[YOUR TASK] Copy everything in the data below exactly except the pictures.

====== STORED RECORDS ======

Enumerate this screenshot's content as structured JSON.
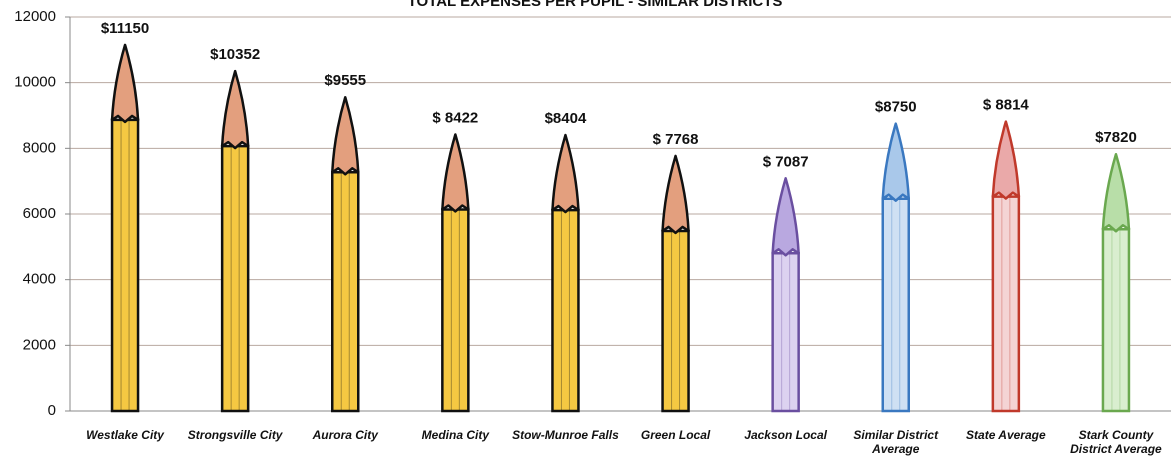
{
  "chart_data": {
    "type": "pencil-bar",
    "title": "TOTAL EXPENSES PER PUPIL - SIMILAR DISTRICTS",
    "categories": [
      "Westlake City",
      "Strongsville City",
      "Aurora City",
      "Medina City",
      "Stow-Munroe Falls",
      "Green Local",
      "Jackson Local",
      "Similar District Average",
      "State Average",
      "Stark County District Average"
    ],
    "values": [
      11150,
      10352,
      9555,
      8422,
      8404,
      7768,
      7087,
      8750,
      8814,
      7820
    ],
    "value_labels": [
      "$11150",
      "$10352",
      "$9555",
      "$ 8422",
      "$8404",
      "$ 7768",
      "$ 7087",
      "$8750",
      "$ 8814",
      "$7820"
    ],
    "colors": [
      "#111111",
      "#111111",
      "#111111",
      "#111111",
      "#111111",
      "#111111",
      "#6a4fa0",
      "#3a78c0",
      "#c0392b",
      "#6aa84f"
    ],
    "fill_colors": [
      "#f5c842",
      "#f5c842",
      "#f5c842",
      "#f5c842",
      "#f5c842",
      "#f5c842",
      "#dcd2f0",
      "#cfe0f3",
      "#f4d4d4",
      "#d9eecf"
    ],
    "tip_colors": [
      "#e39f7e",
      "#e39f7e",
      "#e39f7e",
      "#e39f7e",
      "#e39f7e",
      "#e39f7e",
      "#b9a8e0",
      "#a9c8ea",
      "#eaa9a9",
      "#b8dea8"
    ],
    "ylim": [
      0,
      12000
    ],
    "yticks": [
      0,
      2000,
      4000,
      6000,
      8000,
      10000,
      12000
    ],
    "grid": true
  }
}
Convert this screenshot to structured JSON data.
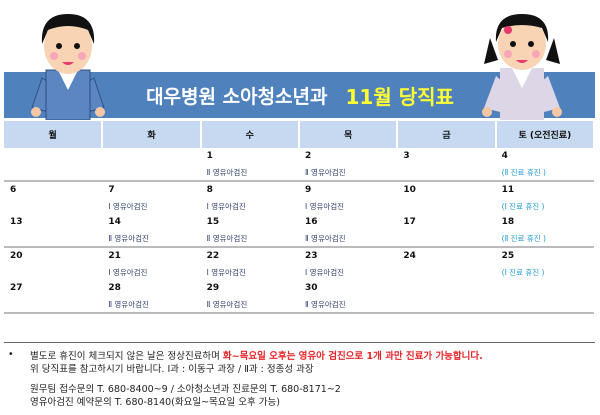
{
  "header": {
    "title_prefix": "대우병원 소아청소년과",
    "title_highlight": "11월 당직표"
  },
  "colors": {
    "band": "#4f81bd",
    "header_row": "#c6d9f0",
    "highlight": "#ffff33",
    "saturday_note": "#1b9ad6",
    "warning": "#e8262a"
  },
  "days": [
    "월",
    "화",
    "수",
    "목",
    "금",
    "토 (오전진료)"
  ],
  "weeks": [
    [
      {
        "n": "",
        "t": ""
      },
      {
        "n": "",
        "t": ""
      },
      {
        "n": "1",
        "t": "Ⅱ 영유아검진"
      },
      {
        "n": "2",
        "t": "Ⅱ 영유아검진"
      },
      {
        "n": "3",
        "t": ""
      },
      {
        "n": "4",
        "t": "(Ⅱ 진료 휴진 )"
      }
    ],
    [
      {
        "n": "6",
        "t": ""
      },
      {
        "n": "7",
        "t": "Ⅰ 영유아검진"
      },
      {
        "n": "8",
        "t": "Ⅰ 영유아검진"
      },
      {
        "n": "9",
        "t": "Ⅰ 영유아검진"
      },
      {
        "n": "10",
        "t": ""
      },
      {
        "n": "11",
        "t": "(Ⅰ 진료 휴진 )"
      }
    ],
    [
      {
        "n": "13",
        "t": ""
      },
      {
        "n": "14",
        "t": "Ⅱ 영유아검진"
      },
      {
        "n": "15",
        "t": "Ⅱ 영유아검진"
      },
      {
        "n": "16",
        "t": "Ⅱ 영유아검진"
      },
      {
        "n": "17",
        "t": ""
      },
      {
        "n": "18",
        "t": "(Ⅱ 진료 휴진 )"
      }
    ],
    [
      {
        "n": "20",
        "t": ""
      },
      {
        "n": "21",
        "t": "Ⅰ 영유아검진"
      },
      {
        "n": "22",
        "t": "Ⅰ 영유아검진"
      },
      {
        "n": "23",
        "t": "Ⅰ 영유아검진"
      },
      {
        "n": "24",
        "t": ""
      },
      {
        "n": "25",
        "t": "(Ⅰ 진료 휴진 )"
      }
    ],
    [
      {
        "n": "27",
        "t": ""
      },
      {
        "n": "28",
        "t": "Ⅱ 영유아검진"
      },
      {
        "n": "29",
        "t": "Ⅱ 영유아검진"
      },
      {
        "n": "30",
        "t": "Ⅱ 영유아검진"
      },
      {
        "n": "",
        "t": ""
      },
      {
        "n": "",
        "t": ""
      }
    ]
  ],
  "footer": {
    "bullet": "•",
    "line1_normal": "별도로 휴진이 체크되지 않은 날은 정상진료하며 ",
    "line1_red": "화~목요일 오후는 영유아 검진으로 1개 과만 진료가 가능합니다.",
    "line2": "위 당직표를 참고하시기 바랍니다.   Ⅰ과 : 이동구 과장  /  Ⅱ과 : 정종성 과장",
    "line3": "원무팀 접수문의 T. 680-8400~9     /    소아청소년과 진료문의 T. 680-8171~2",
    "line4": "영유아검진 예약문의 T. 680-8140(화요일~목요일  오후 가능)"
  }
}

======

[TASK OUTPUT]
Enumerate this screenshot's content as structured JSON.
{
  "chart_data": {
    "type": "pencil-bar",
    "title": "TOTAL EXPENSES PER PUPIL - SIMILAR DISTRICTS",
    "categories": [
      "Westlake City",
      "Strongsville City",
      "Aurora City",
      "Medina City",
      "Stow-Munroe Falls",
      "Green Local",
      "Jackson Local",
      "Similar District Average",
      "State Average",
      "Stark County District Average"
    ],
    "values": [
      11150,
      10352,
      9555,
      8422,
      8404,
      7768,
      7087,
      8750,
      8814,
      7820
    ],
    "value_labels": [
      "$11150",
      "$10352",
      "$9555",
      "$ 8422",
      "$8404",
      "$ 7768",
      "$ 7087",
      "$8750",
      "$ 8814",
      "$7820"
    ],
    "colors": [
      "#111111",
      "#111111",
      "#111111",
      "#111111",
      "#111111",
      "#111111",
      "#6a4fa0",
      "#3a78c0",
      "#c0392b",
      "#6aa84f"
    ],
    "fill_colors": [
      "#f5c842",
      "#f5c842",
      "#f5c842",
      "#f5c842",
      "#f5c842",
      "#f5c842",
      "#dcd2f0",
      "#cfe0f3",
      "#f4d4d4",
      "#d9eecf"
    ],
    "tip_colors": [
      "#e39f7e",
      "#e39f7e",
      "#e39f7e",
      "#e39f7e",
      "#e39f7e",
      "#e39f7e",
      "#b9a8e0",
      "#a9c8ea",
      "#eaa9a9",
      "#b8dea8"
    ],
    "ylim": [
      0,
      12000
    ],
    "yticks": [
      0,
      2000,
      4000,
      6000,
      8000,
      10000,
      12000
    ],
    "grid": true
  }
}
Convert this screenshot to structured JSON data.
{
  "header": {
    "title_prefix": "대우병원 소아청소년과",
    "title_highlight": "11월 당직표"
  },
  "colors": {
    "band": "#4f81bd",
    "header_row": "#c6d9f0",
    "highlight": "#ffff33",
    "saturday_note": "#1b9ad6",
    "warning": "#e8262a"
  },
  "days": [
    "월",
    "화",
    "수",
    "목",
    "금",
    "토 (오전진료)"
  ],
  "weeks": [
    [
      {
        "n": "",
        "t": ""
      },
      {
        "n": "",
        "t": ""
      },
      {
        "n": "1",
        "t": "Ⅱ 영유아검진"
      },
      {
        "n": "2",
        "t": "Ⅱ 영유아검진"
      },
      {
        "n": "3",
        "t": ""
      },
      {
        "n": "4",
        "t": "(Ⅱ 진료 휴진 )"
      }
    ],
    [
      {
        "n": "6",
        "t": ""
      },
      {
        "n": "7",
        "t": "Ⅰ 영유아검진"
      },
      {
        "n": "8",
        "t": "Ⅰ 영유아검진"
      },
      {
        "n": "9",
        "t": "Ⅰ 영유아검진"
      },
      {
        "n": "10",
        "t": ""
      },
      {
        "n": "11",
        "t": "(Ⅰ 진료 휴진 )"
      }
    ],
    [
      {
        "n": "13",
        "t": ""
      },
      {
        "n": "14",
        "t": "Ⅱ 영유아검진"
      },
      {
        "n": "15",
        "t": "Ⅱ 영유아검진"
      },
      {
        "n": "16",
        "t": "Ⅱ 영유아검진"
      },
      {
        "n": "17",
        "t": ""
      },
      {
        "n": "18",
        "t": "(Ⅱ 진료 휴진 )"
      }
    ],
    [
      {
        "n": "20",
        "t": ""
      },
      {
        "n": "21",
        "t": "Ⅰ 영유아검진"
      },
      {
        "n": "22",
        "t": "Ⅰ 영유아검진"
      },
      {
        "n": "23",
        "t": "Ⅰ 영유아검진"
      },
      {
        "n": "24",
        "t": ""
      },
      {
        "n": "25",
        "t": "(Ⅰ 진료 휴진 )"
      }
    ],
    [
      {
        "n": "27",
        "t": ""
      },
      {
        "n": "28",
        "t": "Ⅱ 영유아검진"
      },
      {
        "n": "29",
        "t": "Ⅱ 영유아검진"
      },
      {
        "n": "30",
        "t": "Ⅱ 영유아검진"
      },
      {
        "n": "",
        "t": ""
      },
      {
        "n": "",
        "t": ""
      }
    ]
  ],
  "footer": {
    "bullet": "•",
    "line1_normal": "별도로 휴진이 체크되지 않은 날은 정상진료하며 ",
    "line1_red": "화~목요일 오후는 영유아 검진으로 1개 과만 진료가 가능합니다.",
    "line2": "위 당직표를 참고하시기 바랍니다.   Ⅰ과 : 이동구 과장  /  Ⅱ과 : 정종성 과장",
    "line3": "원무팀 접수문의 T. 680-8400~9     /    소아청소년과 진료문의 T. 680-8171~2",
    "line4": "영유아검진 예약문의 T. 680-8140(화요일~목요일  오후 가능)"
  }
}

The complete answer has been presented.